You are to retype all of the data exactly as it appears.

MATERIAL PROVIDED -
# # #

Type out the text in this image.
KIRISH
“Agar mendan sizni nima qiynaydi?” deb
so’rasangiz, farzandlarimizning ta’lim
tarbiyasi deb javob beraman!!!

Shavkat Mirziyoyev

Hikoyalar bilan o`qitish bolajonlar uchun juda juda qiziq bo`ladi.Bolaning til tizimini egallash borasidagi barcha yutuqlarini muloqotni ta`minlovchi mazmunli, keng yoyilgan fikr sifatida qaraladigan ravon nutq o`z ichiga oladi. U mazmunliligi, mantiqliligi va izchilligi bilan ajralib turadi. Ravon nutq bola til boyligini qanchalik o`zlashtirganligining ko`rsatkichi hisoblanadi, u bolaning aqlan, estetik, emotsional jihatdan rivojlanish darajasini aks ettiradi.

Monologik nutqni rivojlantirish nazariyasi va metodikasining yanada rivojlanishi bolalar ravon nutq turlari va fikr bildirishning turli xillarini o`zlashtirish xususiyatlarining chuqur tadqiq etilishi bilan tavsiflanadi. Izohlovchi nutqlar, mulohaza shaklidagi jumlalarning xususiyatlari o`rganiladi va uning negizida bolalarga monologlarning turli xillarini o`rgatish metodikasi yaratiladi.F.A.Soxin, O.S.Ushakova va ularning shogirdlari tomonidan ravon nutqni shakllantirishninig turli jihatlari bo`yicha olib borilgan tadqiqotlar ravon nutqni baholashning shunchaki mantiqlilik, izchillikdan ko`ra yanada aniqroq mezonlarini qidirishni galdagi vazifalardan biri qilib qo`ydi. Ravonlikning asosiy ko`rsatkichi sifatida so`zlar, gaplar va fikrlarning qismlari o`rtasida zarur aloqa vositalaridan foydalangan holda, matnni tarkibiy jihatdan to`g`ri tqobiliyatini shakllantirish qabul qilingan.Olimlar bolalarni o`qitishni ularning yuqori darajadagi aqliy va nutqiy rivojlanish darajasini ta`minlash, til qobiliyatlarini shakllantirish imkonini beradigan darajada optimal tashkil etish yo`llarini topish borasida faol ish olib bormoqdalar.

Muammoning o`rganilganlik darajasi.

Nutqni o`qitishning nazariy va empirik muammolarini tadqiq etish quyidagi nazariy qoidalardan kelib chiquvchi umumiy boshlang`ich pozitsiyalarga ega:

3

# # #

ANSWER TO THE PROBLEM -
Type out the text in this image.
KIRISH
“Agar mendan sizni nima qiynaydi?” deb
so’rasangiz, farzandlarimizning ta’lim
tarbiyasi deb javob beraman!!!

Shavkat Mirziyoyev

Hikoyalar bilan o`qitish bolajonlar uchun juda juda qiziq bo`ladi.Bolaning til tizimini egallash borasidagi barcha yutuqlarini muloqotni ta`minlovchi mazmunli, keng yoyilgan fikr sifatida qaraladigan ravon nutq o`z ichiga oladi. U mazmunliligi, mantiqliligi va izchilligi bilan ajralib turadi. Ravon nutq bola til boyligini qanchalik o`zlashtirganligining ko`rsatkichi hisoblanadi, u bolaning aqlan, estetik, emotsional jihatdan rivojlanish darajasini aks ettiradi.

Monologik nutqni rivojlantirish nazariyasi va metodikasining yanada rivojlanishi bolalar ravon nutq turlari va fikr bildirishning turli xillarini o`zlashtirish xususiyatlarining chuqur tadqiq etilishi bilan tavsiflanadi. Izohlovchi nutqlar, mulohaza shaklidagi jumlalarning xususiyatlari o`rganiladi va uning negizida bolalarga monologlarning turli xillarini o`rgatish metodikasi yaratiladi.F.A.Soxin, O.S.Ushakova va ularning shogirdlari tomonidan ravon nutqni shakllantirishninig turli jihatlari bo`yicha olib borilgan tadqiqotlar ravon nutqni baholashning shunchaki mantiqlilik, izchillikdan ko`ra yanada aniqroq mezonlarini qidirishni galdagi vazifalardan biri qilib qo`ydi. Ravonlikning asosiy ko`rsatkichi sifatida so`zlar, gaplar va fikrlarning qismlari o`rtasida zarur aloqa vositalaridan foydalangan holda, matnni tarkibiy jihatdan to`g`ri tqobiliyatini shakllantirish qabul qilingan.Olimlar bolalarni o`qitishni ularning yuqori darajadagi aqliy va nutqiy rivojlanish darajasini ta`minlash, til qobiliyatlarini shakllantirish imkonini beradigan darajada optimal tashkil etish yo`llarini topish borasida faol ish olib bormoqdalar.

Muammoning o`rganilganlik darajasi.

Nutqni o`qitishning nazariy va empirik muammolarini tadqiq etish quyidagi nazariy qoidalardan kelib chiquvchi umumiy boshlang`ich pozitsiyalarga ega:

3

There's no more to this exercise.